Tarea a realizar = Escribe, por favor, cómo sigue el relato sobre la ruptura que aparece más abajo, partiendo de su última frase.

-------- Pasaje proporcionado --------

A estas alturas yo había detectado una maniobra que consistía en machacar preguntas que sólo se podían contestar con sí o no, e insistir si la respuesta no era la deseada. Yo hice lo mismo, pero sin insistencia, despacio. El coche había salido del pueblo y bajaba la amplia cuesta en dirección a la ciudad cuando le hice la pregunta definitiva.
– Entonces, ¿te avergüenzas de mí?
– Sí, Eugenia, ¡me avergüenzo de ti!.
Ese fue el momento en el que corté con él, pero él no lo sabía. No tenía nada más que decir. No recuerdo si él dijo algo. A dos semáforos de su casa, pensé que la única decisión que me quedaba por tomar era si comunicarle que acababa de romper con él. Al día siguiente había una fiesta familiar en su casa, un cumpleaños infantil, y consideré por un momento darle plantón. No lo hice. En la puerta de su bloque y sin salir del coche tuve lo que quise que fuera nuestra última conversación (no lo fue, hubo algunas más y me insultó en todas ellas).
– Me has dicho que te avergüenzas de mí y por eso no quiero verte nunca más.
Repetí la misma frase, quizá con distintas palabras, hasta que salió del coche.
A continuación, pensé que tenía un problema. Tenía que garantizar a toda costa que no me iba a arrepentir de lo que acababa de hacer y que ninguna presión iba a conseguir que volviera con él. Puse música, algo calculado para no asociarlo a nada, bueno o malo, de nuestra relación. Tenía suerte de llevar en el coche un disco nuevo, recién comprado, más bien alegre y sin canciones de amor. Y repetí todo el camino de vuelta: «acabo de cortar con él».
Eran las tres de la mañana cuando llegué a casa. Mis padres dormían y mi hermano no estaba. Marqué el número de teléfono de mi mejor amiga; sabía que estaría de fiesta en la playa. Ruido de bares.
– He cortado con él.
– Qué dices.
– Que he cortado con él.

-------- Datos de origen --------

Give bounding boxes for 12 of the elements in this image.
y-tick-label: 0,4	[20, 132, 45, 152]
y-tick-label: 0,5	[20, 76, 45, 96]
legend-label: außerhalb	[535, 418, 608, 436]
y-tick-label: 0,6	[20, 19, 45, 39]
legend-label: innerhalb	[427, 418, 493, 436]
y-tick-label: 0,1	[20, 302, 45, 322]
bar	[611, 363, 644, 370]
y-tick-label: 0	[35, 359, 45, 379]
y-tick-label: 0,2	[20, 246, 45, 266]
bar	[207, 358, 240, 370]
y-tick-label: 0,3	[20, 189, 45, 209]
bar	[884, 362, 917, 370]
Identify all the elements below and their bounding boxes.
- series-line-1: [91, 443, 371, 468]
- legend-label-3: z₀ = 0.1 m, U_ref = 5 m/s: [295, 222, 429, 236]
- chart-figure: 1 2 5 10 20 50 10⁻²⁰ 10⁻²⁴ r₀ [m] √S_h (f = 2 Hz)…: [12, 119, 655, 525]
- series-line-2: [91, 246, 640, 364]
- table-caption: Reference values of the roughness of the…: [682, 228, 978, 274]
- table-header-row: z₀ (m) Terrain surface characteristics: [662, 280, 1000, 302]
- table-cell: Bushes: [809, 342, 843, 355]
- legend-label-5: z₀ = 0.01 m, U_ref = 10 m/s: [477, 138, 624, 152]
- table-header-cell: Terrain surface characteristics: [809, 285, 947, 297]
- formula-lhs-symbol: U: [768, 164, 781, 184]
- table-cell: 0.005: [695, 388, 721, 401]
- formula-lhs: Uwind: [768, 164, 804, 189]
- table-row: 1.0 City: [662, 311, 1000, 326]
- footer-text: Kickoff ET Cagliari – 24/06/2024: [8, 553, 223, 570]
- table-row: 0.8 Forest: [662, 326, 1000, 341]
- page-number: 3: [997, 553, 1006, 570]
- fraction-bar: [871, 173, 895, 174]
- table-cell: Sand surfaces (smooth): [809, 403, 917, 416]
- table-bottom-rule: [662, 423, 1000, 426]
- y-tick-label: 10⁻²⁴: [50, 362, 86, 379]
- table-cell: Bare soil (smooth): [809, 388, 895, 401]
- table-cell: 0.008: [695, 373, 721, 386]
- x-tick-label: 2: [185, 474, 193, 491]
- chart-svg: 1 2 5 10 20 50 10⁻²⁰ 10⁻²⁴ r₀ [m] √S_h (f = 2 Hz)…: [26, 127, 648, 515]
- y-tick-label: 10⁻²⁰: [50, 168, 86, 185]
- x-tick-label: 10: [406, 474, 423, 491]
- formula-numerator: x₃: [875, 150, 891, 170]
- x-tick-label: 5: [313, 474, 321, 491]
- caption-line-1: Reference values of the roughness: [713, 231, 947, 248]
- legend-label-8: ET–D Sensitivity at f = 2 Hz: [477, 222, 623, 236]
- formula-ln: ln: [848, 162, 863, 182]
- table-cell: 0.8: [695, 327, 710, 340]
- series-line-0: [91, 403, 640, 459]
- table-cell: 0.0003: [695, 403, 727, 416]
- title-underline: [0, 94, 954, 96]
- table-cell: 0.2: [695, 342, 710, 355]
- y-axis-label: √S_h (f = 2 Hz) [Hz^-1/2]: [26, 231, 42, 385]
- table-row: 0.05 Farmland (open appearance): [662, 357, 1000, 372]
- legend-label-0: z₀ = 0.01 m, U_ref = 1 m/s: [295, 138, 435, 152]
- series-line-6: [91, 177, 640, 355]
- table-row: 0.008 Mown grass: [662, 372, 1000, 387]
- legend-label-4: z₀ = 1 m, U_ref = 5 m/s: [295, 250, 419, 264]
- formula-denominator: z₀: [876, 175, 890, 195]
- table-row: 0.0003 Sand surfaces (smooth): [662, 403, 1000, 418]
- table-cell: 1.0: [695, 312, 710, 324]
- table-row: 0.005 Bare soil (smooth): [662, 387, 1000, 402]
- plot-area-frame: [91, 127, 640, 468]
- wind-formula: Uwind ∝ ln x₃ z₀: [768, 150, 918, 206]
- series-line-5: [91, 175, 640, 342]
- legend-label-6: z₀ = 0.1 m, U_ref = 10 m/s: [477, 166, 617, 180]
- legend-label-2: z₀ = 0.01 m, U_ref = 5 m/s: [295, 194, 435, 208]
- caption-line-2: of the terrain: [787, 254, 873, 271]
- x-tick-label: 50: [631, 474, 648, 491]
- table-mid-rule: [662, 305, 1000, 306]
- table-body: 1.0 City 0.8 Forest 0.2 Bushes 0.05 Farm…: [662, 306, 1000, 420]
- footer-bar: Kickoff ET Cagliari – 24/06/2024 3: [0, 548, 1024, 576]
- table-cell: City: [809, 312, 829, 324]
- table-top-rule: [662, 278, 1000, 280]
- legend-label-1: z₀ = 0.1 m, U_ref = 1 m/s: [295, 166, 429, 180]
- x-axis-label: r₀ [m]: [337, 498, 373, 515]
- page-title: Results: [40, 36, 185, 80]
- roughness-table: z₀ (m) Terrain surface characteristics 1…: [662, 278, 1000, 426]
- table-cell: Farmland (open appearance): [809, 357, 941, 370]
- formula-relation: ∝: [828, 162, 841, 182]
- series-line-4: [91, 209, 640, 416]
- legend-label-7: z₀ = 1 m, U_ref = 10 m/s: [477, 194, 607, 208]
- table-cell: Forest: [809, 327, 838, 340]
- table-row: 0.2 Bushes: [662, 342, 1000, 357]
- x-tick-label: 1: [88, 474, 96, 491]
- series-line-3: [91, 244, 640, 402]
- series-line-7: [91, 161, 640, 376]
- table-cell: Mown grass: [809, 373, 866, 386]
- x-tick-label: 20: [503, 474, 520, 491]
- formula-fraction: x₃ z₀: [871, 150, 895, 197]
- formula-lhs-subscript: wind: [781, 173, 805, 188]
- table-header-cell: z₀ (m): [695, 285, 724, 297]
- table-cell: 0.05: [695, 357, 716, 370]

--------

Resultado de la tarea =
– Un momento. Me estás diciendo una cosa muy rara. No sé. Espérate. Vuelve a empezar.
Supongo que le conté los detalles, pero me quedé con los pies fríos. En adelante, ella no me sugirió nunca que volviéramos, pero su actitud fue ambigua. Para ella, habíamos tenido una ruptura de las normales. Me quedé con ganas de más y llamé a mi hermano. Más ruido. Otro bar. Otro «espérate» y una conversación muy diferente. Me dijo que llamara a mis padres, que se iban a alegrar. Yo no lo creí. No me parecía que mis padres se alegraran por nada últimamente. Pero por probar, cuantas más veces lo dijera, cuanta más gente lo supiera, más real sería lo que había hecho.
En la habitación a oscuras me senté en el lado de la cama donde estaba mi padre. Mi madre estaba escuchando, pero eso sólo lo supe más tarde. De entrada, se hizo la dormida. Les conté a los dos lo que había pasado esa noche. Ellos ya me habían visto cada vez más irritable y agresiva los meses anteriores, e imagino que se hacían una idea de lo que estaba pasando. Más adelante no les he contado detalles, sólo los efectos de todo aquello.
En días posteriores, me dediqué a salir muchísimo y pasármelo lo mejor que pude. En eso tuve todo el apoyo de mi prima y de su pandilla de toda la vida. Un grupo-burbuja de gente que se conocía desde hacía 15 años se abrió un instante para absorber a alguien nuevo, y se cerró a mi alrededor. Debieron entender que era un caso desesperado.
Él me persiguió sin mucha insistencia durante varios meses. Siempre seguía el mismo patrón. Tenemos que hablar, yo ya te he dicho todo lo que tenía que decirte, eres una niñata egoísta. Una vez y otra. Meses más tarde, por curiosidad, continué la conversación, y así fue como supe que todo lo que has leído es mentira. Sí, como lo oyes, mentira. Yo no le dejé, me dejó él a mí, porque yo tenía miedo al compromiso.
La cicatriz sigue ahí. Es muy fea, pero pequeña, se ha desdibujado todo menos el centro. Solo la ves si sabes buscarla. A veces da sin avisar un dolor como pinchazos. Quién me mandaba a mí confiar en aquel perro.
Cerdo sinvergüenza, malnacido, ojalá lo atropelle un coche.